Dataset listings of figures
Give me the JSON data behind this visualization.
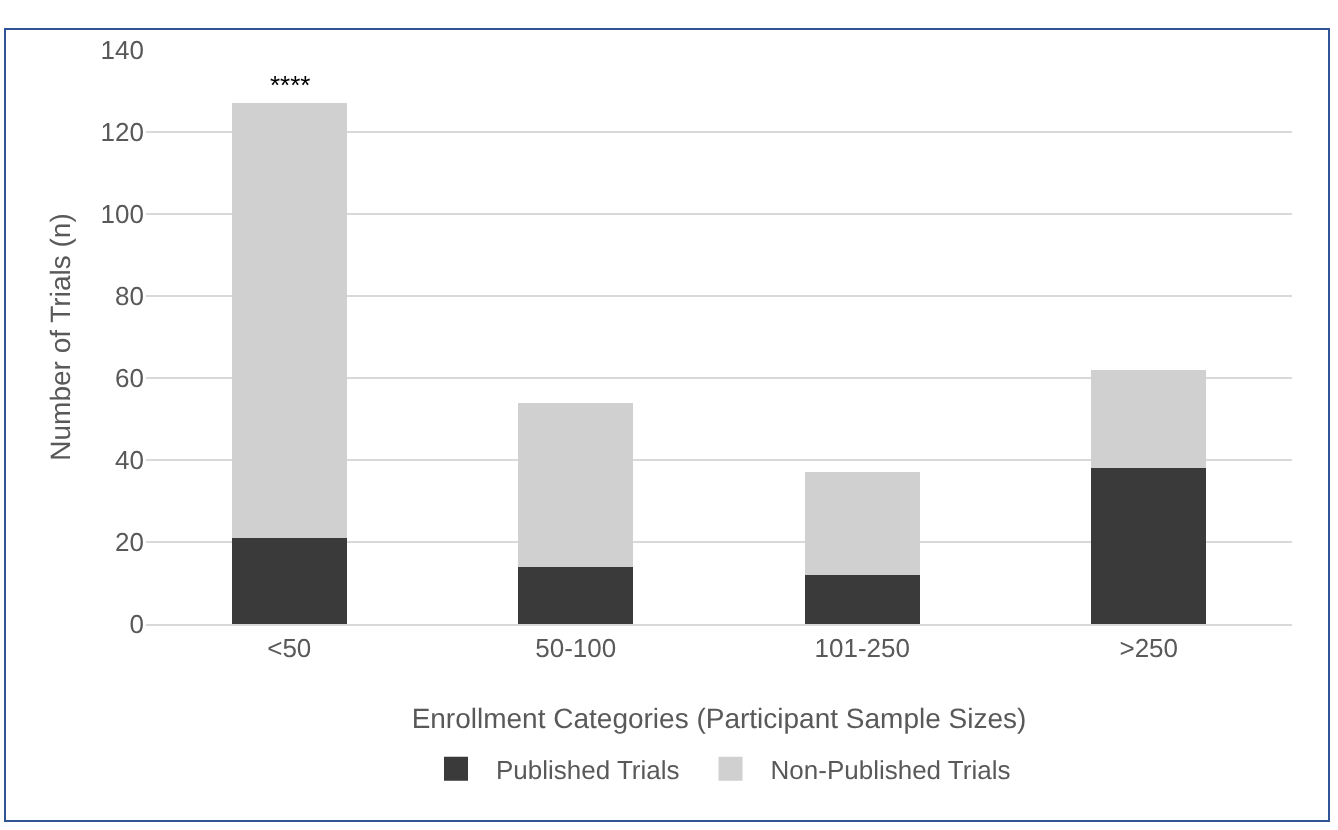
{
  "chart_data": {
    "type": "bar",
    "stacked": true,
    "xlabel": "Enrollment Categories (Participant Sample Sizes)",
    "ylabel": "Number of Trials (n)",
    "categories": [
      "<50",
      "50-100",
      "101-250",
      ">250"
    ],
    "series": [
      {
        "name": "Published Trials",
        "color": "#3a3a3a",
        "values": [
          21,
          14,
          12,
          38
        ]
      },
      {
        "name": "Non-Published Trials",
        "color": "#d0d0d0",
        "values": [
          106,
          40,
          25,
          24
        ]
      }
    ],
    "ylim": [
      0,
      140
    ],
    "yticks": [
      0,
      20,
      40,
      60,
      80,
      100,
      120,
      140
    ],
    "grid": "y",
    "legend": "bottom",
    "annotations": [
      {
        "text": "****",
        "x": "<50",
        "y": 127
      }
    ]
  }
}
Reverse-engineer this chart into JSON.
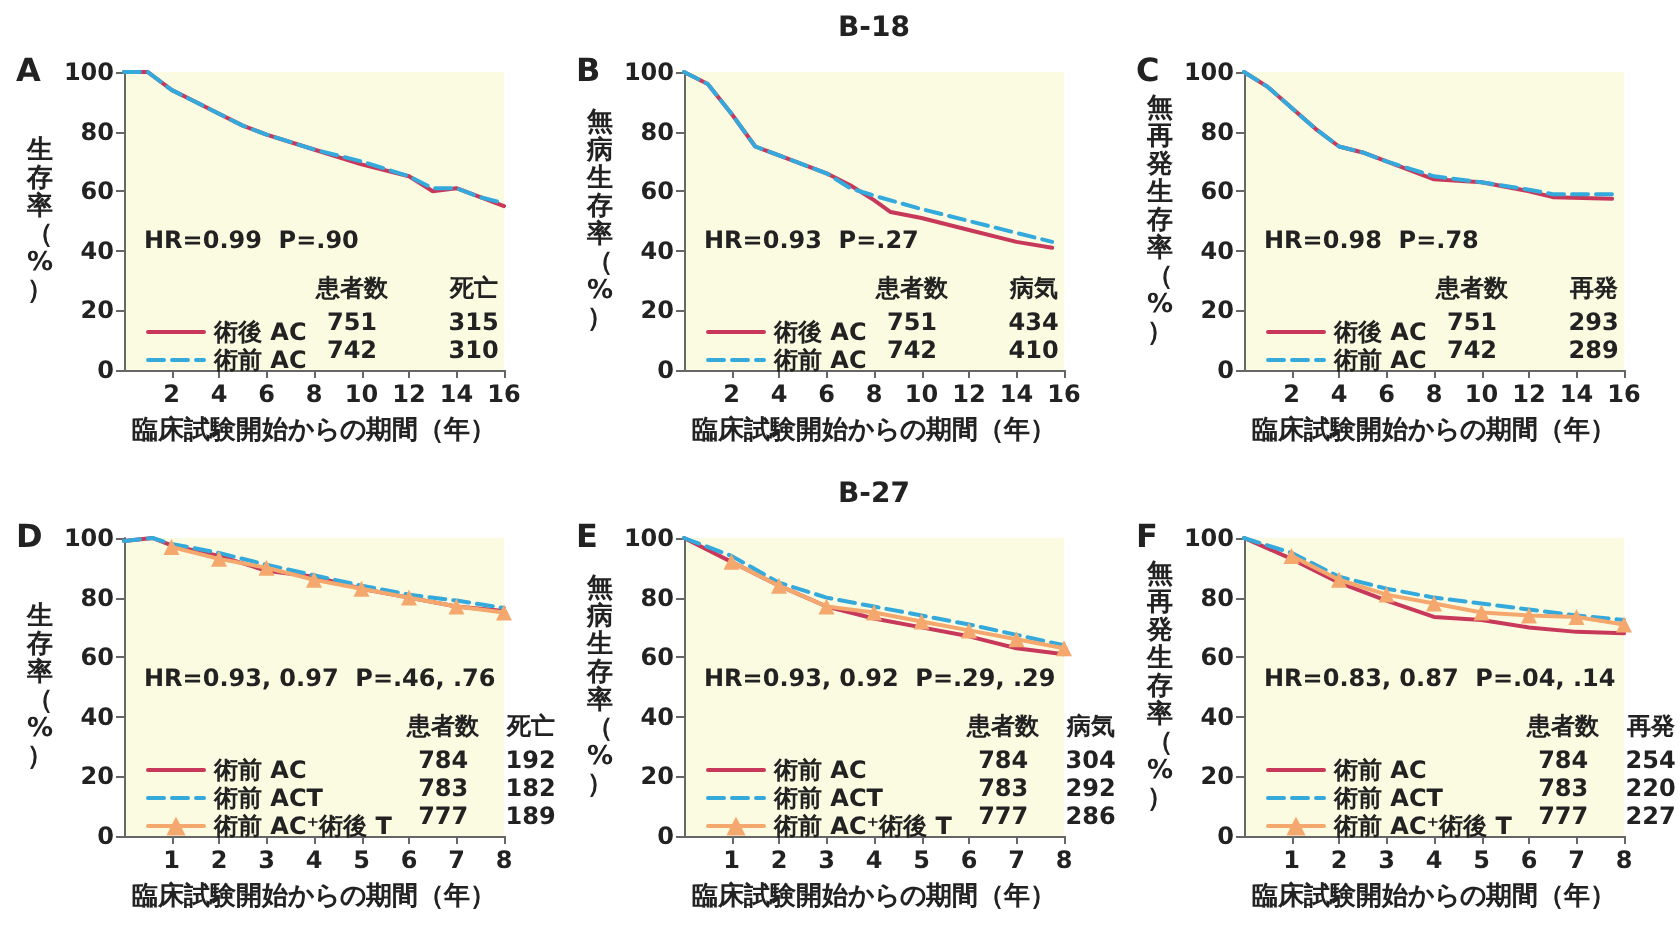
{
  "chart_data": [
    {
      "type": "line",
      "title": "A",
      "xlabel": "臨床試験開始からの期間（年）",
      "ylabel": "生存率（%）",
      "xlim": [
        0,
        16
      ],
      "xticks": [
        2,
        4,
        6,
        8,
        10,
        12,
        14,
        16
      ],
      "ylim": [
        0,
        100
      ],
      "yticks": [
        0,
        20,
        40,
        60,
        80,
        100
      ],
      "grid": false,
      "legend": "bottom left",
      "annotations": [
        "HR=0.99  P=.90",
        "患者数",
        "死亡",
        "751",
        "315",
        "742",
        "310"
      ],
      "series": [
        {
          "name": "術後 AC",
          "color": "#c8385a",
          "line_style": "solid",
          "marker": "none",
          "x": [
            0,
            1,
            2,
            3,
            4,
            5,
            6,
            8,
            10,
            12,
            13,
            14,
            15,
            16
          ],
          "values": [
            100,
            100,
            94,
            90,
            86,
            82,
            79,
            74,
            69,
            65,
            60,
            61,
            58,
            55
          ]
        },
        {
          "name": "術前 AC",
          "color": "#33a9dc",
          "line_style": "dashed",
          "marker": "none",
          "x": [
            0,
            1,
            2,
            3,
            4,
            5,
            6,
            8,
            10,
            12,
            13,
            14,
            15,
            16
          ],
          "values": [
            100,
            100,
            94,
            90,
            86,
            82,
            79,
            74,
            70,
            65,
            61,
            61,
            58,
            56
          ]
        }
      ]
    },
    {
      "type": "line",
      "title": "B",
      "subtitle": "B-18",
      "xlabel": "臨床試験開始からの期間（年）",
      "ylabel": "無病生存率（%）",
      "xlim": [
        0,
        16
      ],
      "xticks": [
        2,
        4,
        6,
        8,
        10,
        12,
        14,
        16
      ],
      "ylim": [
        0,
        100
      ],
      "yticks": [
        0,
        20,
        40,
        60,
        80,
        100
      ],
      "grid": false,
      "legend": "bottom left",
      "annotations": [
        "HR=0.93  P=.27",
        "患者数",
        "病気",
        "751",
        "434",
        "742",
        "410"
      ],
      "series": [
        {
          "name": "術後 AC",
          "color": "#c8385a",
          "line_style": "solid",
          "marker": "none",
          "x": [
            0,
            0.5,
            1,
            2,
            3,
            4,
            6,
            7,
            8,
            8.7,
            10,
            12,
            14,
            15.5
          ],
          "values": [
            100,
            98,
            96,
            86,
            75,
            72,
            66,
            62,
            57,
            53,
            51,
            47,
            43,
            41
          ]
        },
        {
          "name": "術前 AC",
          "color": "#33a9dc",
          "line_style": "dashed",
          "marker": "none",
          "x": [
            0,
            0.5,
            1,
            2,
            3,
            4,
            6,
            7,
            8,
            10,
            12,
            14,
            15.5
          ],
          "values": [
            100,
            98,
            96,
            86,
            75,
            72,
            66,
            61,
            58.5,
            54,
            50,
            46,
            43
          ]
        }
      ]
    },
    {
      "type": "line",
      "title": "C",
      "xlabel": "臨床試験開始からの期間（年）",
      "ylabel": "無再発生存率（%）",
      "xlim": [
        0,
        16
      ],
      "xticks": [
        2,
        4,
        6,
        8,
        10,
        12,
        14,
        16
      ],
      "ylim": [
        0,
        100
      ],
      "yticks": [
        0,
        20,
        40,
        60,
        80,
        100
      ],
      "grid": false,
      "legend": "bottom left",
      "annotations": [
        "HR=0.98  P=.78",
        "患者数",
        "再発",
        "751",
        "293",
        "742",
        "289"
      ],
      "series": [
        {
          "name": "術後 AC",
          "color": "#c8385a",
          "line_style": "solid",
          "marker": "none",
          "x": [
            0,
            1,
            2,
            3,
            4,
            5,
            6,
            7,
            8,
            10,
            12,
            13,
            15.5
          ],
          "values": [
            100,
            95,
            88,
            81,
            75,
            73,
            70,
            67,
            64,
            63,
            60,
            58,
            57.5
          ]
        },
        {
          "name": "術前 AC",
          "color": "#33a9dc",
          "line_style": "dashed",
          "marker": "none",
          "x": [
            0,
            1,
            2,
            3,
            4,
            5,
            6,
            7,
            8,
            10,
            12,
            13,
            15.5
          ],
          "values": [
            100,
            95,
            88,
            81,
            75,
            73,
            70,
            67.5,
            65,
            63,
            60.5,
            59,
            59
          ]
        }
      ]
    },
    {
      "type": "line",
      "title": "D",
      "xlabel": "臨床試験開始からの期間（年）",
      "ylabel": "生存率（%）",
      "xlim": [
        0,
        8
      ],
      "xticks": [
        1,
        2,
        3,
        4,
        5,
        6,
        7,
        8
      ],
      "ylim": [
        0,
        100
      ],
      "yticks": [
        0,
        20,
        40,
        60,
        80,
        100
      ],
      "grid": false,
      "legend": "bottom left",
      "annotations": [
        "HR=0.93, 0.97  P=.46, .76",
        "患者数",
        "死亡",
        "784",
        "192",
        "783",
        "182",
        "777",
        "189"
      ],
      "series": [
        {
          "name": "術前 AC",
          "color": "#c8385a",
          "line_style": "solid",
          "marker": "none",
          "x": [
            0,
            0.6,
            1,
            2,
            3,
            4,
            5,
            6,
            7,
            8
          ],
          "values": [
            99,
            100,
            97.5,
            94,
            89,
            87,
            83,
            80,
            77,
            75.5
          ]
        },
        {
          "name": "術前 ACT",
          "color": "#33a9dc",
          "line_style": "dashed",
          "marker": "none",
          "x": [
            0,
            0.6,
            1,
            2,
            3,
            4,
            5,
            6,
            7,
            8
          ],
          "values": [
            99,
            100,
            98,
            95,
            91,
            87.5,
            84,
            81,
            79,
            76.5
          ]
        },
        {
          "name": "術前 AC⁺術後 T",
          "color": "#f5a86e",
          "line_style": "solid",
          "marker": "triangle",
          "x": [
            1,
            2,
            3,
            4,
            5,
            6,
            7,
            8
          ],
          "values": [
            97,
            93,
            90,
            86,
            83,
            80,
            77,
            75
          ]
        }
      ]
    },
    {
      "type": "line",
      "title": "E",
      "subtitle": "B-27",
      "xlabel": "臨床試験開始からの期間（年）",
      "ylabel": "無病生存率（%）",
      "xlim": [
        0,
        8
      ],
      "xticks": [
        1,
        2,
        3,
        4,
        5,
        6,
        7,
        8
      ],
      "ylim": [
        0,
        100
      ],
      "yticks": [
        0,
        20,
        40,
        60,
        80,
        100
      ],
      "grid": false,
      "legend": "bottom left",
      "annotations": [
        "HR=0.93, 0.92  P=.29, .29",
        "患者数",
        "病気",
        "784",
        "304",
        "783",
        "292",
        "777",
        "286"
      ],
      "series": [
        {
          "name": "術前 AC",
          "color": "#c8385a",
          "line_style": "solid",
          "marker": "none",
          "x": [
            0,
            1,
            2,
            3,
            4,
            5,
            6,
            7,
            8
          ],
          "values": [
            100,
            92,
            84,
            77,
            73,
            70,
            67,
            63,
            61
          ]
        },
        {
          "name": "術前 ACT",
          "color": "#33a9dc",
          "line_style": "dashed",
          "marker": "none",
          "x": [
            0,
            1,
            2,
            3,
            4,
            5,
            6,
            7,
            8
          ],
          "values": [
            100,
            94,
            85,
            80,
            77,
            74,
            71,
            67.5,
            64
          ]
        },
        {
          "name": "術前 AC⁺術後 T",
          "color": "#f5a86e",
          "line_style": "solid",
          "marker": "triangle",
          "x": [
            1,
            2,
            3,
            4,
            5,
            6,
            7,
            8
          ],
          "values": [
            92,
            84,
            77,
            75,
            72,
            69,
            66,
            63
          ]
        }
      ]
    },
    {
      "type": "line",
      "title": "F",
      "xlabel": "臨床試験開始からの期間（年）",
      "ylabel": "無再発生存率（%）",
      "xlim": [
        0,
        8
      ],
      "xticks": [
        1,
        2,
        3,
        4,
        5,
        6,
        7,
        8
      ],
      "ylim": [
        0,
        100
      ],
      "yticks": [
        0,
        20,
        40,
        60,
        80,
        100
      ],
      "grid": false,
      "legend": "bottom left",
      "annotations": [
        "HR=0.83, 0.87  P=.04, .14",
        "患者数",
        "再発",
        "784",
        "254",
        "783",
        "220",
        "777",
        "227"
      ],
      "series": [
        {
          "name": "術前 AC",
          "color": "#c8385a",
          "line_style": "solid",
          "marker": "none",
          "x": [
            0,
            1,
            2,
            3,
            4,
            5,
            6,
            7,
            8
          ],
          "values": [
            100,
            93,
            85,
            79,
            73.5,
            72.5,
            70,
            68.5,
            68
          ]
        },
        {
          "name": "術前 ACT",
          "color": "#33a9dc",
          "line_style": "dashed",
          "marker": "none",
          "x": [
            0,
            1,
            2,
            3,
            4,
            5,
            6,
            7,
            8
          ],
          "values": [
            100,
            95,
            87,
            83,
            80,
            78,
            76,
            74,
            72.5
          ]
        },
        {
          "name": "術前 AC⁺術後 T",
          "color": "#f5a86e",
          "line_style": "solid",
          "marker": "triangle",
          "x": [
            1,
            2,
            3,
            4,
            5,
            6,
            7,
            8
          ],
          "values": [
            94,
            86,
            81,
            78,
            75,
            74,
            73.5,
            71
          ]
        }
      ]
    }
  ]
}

Directions for this task
Locate each line containing the string "Trials" and show it.

Exercise result
    "ylabel": "Number of Trials (n)",
        "name": "Published Trials",
        "name": "Non-Published Trials",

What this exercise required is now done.